== RECORDS FOR PROCESSING ==
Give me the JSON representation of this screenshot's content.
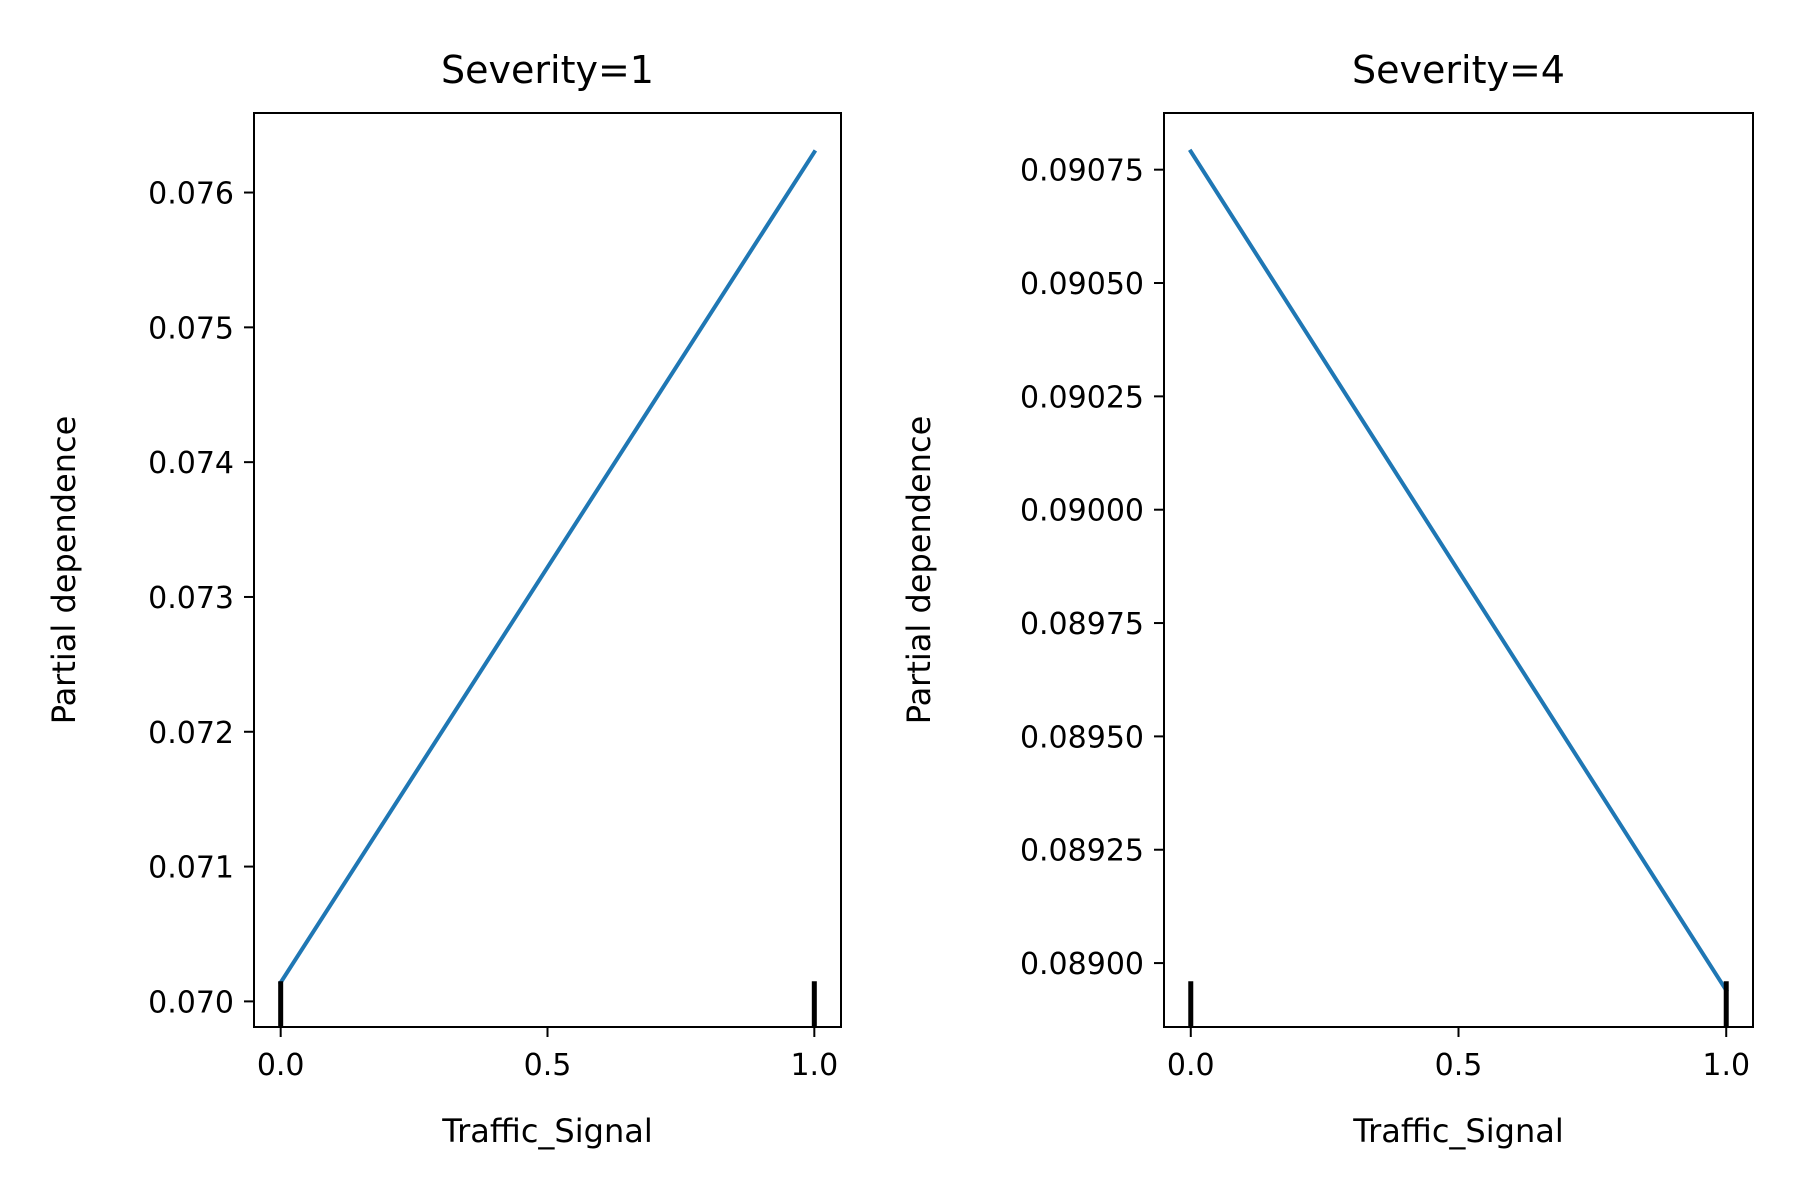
{
  "chart_data": [
    {
      "type": "line",
      "title": "Severity=1",
      "xlabel": "Traffic_Signal",
      "ylabel": "Partial dependence",
      "xlim": [
        -0.05,
        1.05
      ],
      "ylim": [
        0.06981,
        0.07659
      ],
      "xticks": [
        {
          "value": 0.0,
          "label": "0.0"
        },
        {
          "value": 0.5,
          "label": "0.5"
        },
        {
          "value": 1.0,
          "label": "1.0"
        }
      ],
      "yticks": [
        {
          "value": 0.07,
          "label": "0.070"
        },
        {
          "value": 0.071,
          "label": "0.071"
        },
        {
          "value": 0.072,
          "label": "0.072"
        },
        {
          "value": 0.073,
          "label": "0.073"
        },
        {
          "value": 0.074,
          "label": "0.074"
        },
        {
          "value": 0.075,
          "label": "0.075"
        },
        {
          "value": 0.076,
          "label": "0.076"
        }
      ],
      "x": [
        0.0,
        1.0
      ],
      "series": [
        {
          "values": [
            0.07014,
            0.0763
          ],
          "color": "#1f77b4"
        }
      ],
      "rug": [
        0.0,
        1.0
      ],
      "grid": false
    },
    {
      "type": "line",
      "title": "Severity=4",
      "xlabel": "Traffic_Signal",
      "ylabel": "Partial dependence",
      "xlim": [
        -0.05,
        1.05
      ],
      "ylim": [
        0.088859,
        0.090875
      ],
      "xticks": [
        {
          "value": 0.0,
          "label": "0.0"
        },
        {
          "value": 0.5,
          "label": "0.5"
        },
        {
          "value": 1.0,
          "label": "1.0"
        }
      ],
      "yticks": [
        {
          "value": 0.089,
          "label": "0.08900"
        },
        {
          "value": 0.08925,
          "label": "0.08925"
        },
        {
          "value": 0.0895,
          "label": "0.08950"
        },
        {
          "value": 0.08975,
          "label": "0.08975"
        },
        {
          "value": 0.09,
          "label": "0.09000"
        },
        {
          "value": 0.09025,
          "label": "0.09025"
        },
        {
          "value": 0.0905,
          "label": "0.09050"
        },
        {
          "value": 0.09075,
          "label": "0.09075"
        }
      ],
      "x": [
        0.0,
        1.0
      ],
      "series": [
        {
          "values": [
            0.09079,
            0.08894
          ],
          "color": "#1f77b4"
        }
      ],
      "rug": [
        0.0,
        1.0
      ],
      "grid": false
    }
  ]
}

== REQUIRED WORK ==
Copy the records above exactly, omitting every picture.

== PROBLEM SOLUTION ==
Give me the JSON representation of this screenshot's content.
{
  "chart_data": [
    {
      "type": "line",
      "title": "Severity=1",
      "xlabel": "Traffic_Signal",
      "ylabel": "Partial dependence",
      "xlim": [
        -0.05,
        1.05
      ],
      "ylim": [
        0.06981,
        0.07659
      ],
      "xticks": [
        {
          "value": 0.0,
          "label": "0.0"
        },
        {
          "value": 0.5,
          "label": "0.5"
        },
        {
          "value": 1.0,
          "label": "1.0"
        }
      ],
      "yticks": [
        {
          "value": 0.07,
          "label": "0.070"
        },
        {
          "value": 0.071,
          "label": "0.071"
        },
        {
          "value": 0.072,
          "label": "0.072"
        },
        {
          "value": 0.073,
          "label": "0.073"
        },
        {
          "value": 0.074,
          "label": "0.074"
        },
        {
          "value": 0.075,
          "label": "0.075"
        },
        {
          "value": 0.076,
          "label": "0.076"
        }
      ],
      "x": [
        0.0,
        1.0
      ],
      "series": [
        {
          "values": [
            0.07014,
            0.0763
          ],
          "color": "#1f77b4"
        }
      ],
      "rug": [
        0.0,
        1.0
      ],
      "grid": false
    },
    {
      "type": "line",
      "title": "Severity=4",
      "xlabel": "Traffic_Signal",
      "ylabel": "Partial dependence",
      "xlim": [
        -0.05,
        1.05
      ],
      "ylim": [
        0.088859,
        0.090875
      ],
      "xticks": [
        {
          "value": 0.0,
          "label": "0.0"
        },
        {
          "value": 0.5,
          "label": "0.5"
        },
        {
          "value": 1.0,
          "label": "1.0"
        }
      ],
      "yticks": [
        {
          "value": 0.089,
          "label": "0.08900"
        },
        {
          "value": 0.08925,
          "label": "0.08925"
        },
        {
          "value": 0.0895,
          "label": "0.08950"
        },
        {
          "value": 0.08975,
          "label": "0.08975"
        },
        {
          "value": 0.09,
          "label": "0.09000"
        },
        {
          "value": 0.09025,
          "label": "0.09025"
        },
        {
          "value": 0.0905,
          "label": "0.09050"
        },
        {
          "value": 0.09075,
          "label": "0.09075"
        }
      ],
      "x": [
        0.0,
        1.0
      ],
      "series": [
        {
          "values": [
            0.09079,
            0.08894
          ],
          "color": "#1f77b4"
        }
      ],
      "rug": [
        0.0,
        1.0
      ],
      "grid": false
    }
  ]
}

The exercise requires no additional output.